__Given instruction__: Below are the records; reproduce all of them exactly but without any images.

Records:

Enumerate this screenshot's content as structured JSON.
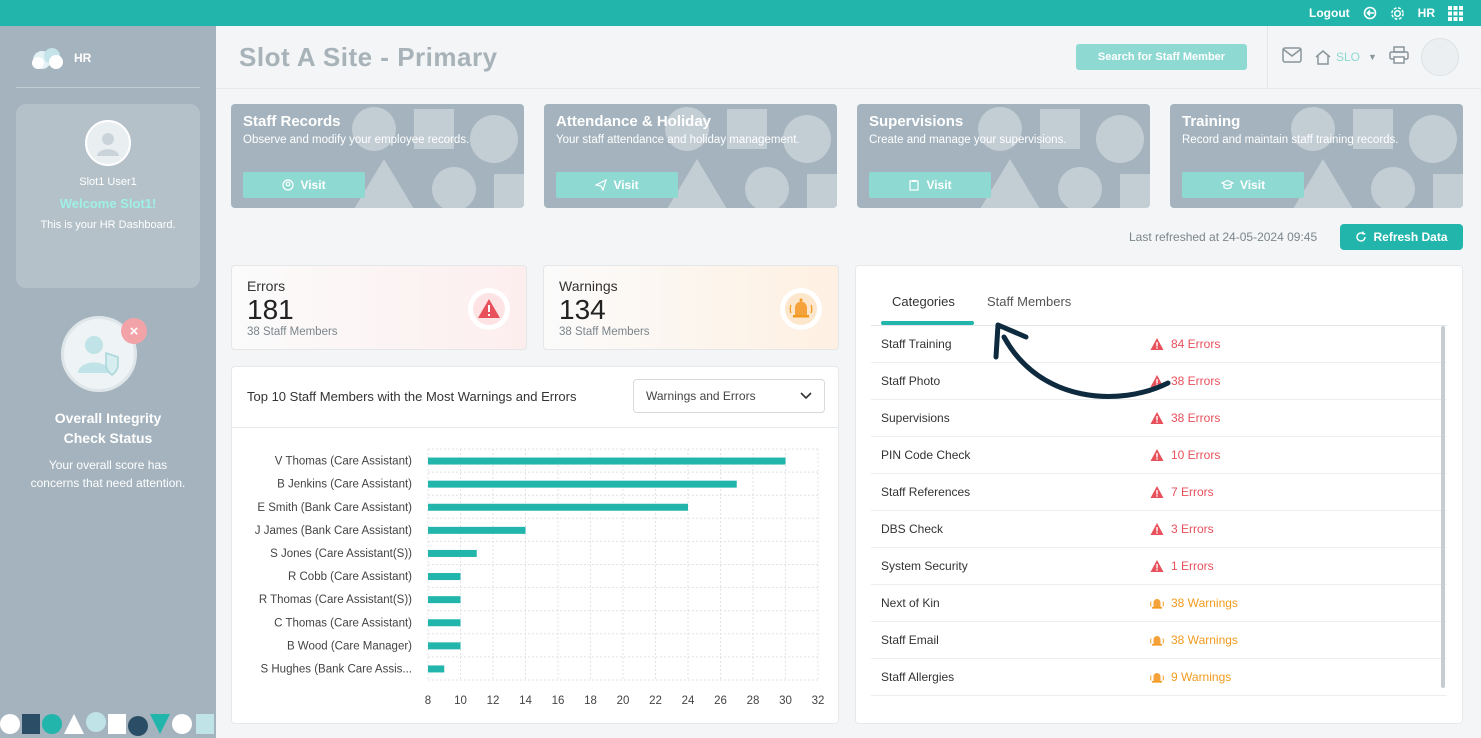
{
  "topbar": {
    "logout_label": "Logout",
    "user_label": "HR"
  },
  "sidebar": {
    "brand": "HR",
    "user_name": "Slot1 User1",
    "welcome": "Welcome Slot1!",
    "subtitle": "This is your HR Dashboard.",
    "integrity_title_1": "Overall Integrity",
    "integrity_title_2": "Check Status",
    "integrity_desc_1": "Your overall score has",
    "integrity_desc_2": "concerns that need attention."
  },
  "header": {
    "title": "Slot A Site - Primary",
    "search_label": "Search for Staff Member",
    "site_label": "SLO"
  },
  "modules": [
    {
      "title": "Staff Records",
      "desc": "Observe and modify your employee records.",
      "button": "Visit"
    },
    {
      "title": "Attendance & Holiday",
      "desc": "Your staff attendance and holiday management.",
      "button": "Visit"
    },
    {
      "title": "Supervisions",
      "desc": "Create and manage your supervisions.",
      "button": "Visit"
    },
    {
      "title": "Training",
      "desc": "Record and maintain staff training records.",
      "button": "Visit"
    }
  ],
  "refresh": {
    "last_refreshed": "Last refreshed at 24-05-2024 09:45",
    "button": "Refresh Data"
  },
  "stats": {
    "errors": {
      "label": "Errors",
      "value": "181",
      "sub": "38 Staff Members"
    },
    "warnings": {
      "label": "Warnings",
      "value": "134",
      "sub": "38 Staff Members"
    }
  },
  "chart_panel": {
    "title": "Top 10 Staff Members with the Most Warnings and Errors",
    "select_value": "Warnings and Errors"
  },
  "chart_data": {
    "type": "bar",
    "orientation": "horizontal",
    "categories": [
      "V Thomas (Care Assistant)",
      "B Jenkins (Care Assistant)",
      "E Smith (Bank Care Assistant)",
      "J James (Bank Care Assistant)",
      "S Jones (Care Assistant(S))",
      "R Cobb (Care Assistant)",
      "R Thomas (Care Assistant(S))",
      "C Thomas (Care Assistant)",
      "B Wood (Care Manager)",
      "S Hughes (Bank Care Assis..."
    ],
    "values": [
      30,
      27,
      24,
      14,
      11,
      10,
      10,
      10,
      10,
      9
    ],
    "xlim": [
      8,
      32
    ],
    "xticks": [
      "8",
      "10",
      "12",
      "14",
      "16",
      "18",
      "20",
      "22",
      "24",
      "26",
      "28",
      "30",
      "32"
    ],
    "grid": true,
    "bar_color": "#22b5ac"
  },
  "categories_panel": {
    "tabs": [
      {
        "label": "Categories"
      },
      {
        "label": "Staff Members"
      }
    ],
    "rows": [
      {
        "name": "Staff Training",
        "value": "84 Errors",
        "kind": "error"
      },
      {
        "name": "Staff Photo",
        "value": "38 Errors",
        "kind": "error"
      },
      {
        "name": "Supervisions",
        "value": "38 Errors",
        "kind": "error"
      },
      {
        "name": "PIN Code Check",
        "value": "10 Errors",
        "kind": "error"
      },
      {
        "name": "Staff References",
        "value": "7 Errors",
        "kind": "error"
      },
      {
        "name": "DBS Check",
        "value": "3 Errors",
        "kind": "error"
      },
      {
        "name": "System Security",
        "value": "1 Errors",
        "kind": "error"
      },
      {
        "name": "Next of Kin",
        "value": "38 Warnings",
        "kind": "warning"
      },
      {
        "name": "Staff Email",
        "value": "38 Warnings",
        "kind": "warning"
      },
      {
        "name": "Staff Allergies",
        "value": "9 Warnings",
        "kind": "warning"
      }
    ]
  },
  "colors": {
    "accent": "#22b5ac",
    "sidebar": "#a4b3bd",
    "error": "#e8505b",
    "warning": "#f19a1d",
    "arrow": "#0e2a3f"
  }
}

__Reply__:
Enumerate this screenshot's content as structured JSON.
{
  "topbar": {
    "logout_label": "Logout",
    "user_label": "HR"
  },
  "sidebar": {
    "brand": "HR",
    "user_name": "Slot1 User1",
    "welcome": "Welcome Slot1!",
    "subtitle": "This is your HR Dashboard.",
    "integrity_title_1": "Overall Integrity",
    "integrity_title_2": "Check Status",
    "integrity_desc_1": "Your overall score has",
    "integrity_desc_2": "concerns that need attention."
  },
  "header": {
    "title": "Slot A Site - Primary",
    "search_label": "Search for Staff Member",
    "site_label": "SLO"
  },
  "modules": [
    {
      "title": "Staff Records",
      "desc": "Observe and modify your employee records.",
      "button": "Visit"
    },
    {
      "title": "Attendance & Holiday",
      "desc": "Your staff attendance and holiday management.",
      "button": "Visit"
    },
    {
      "title": "Supervisions",
      "desc": "Create and manage your supervisions.",
      "button": "Visit"
    },
    {
      "title": "Training",
      "desc": "Record and maintain staff training records.",
      "button": "Visit"
    }
  ],
  "refresh": {
    "last_refreshed": "Last refreshed at 24-05-2024 09:45",
    "button": "Refresh Data"
  },
  "stats": {
    "errors": {
      "label": "Errors",
      "value": "181",
      "sub": "38 Staff Members"
    },
    "warnings": {
      "label": "Warnings",
      "value": "134",
      "sub": "38 Staff Members"
    }
  },
  "chart_panel": {
    "title": "Top 10 Staff Members with the Most Warnings and Errors",
    "select_value": "Warnings and Errors"
  },
  "chart_data": {
    "type": "bar",
    "orientation": "horizontal",
    "categories": [
      "V Thomas (Care Assistant)",
      "B Jenkins (Care Assistant)",
      "E Smith (Bank Care Assistant)",
      "J James (Bank Care Assistant)",
      "S Jones (Care Assistant(S))",
      "R Cobb (Care Assistant)",
      "R Thomas (Care Assistant(S))",
      "C Thomas (Care Assistant)",
      "B Wood (Care Manager)",
      "S Hughes (Bank Care Assis..."
    ],
    "values": [
      30,
      27,
      24,
      14,
      11,
      10,
      10,
      10,
      10,
      9
    ],
    "xlim": [
      8,
      32
    ],
    "xticks": [
      "8",
      "10",
      "12",
      "14",
      "16",
      "18",
      "20",
      "22",
      "24",
      "26",
      "28",
      "30",
      "32"
    ],
    "grid": true,
    "bar_color": "#22b5ac"
  },
  "categories_panel": {
    "tabs": [
      {
        "label": "Categories"
      },
      {
        "label": "Staff Members"
      }
    ],
    "rows": [
      {
        "name": "Staff Training",
        "value": "84 Errors",
        "kind": "error"
      },
      {
        "name": "Staff Photo",
        "value": "38 Errors",
        "kind": "error"
      },
      {
        "name": "Supervisions",
        "value": "38 Errors",
        "kind": "error"
      },
      {
        "name": "PIN Code Check",
        "value": "10 Errors",
        "kind": "error"
      },
      {
        "name": "Staff References",
        "value": "7 Errors",
        "kind": "error"
      },
      {
        "name": "DBS Check",
        "value": "3 Errors",
        "kind": "error"
      },
      {
        "name": "System Security",
        "value": "1 Errors",
        "kind": "error"
      },
      {
        "name": "Next of Kin",
        "value": "38 Warnings",
        "kind": "warning"
      },
      {
        "name": "Staff Email",
        "value": "38 Warnings",
        "kind": "warning"
      },
      {
        "name": "Staff Allergies",
        "value": "9 Warnings",
        "kind": "warning"
      }
    ]
  },
  "colors": {
    "accent": "#22b5ac",
    "sidebar": "#a4b3bd",
    "error": "#e8505b",
    "warning": "#f19a1d",
    "arrow": "#0e2a3f"
  }
}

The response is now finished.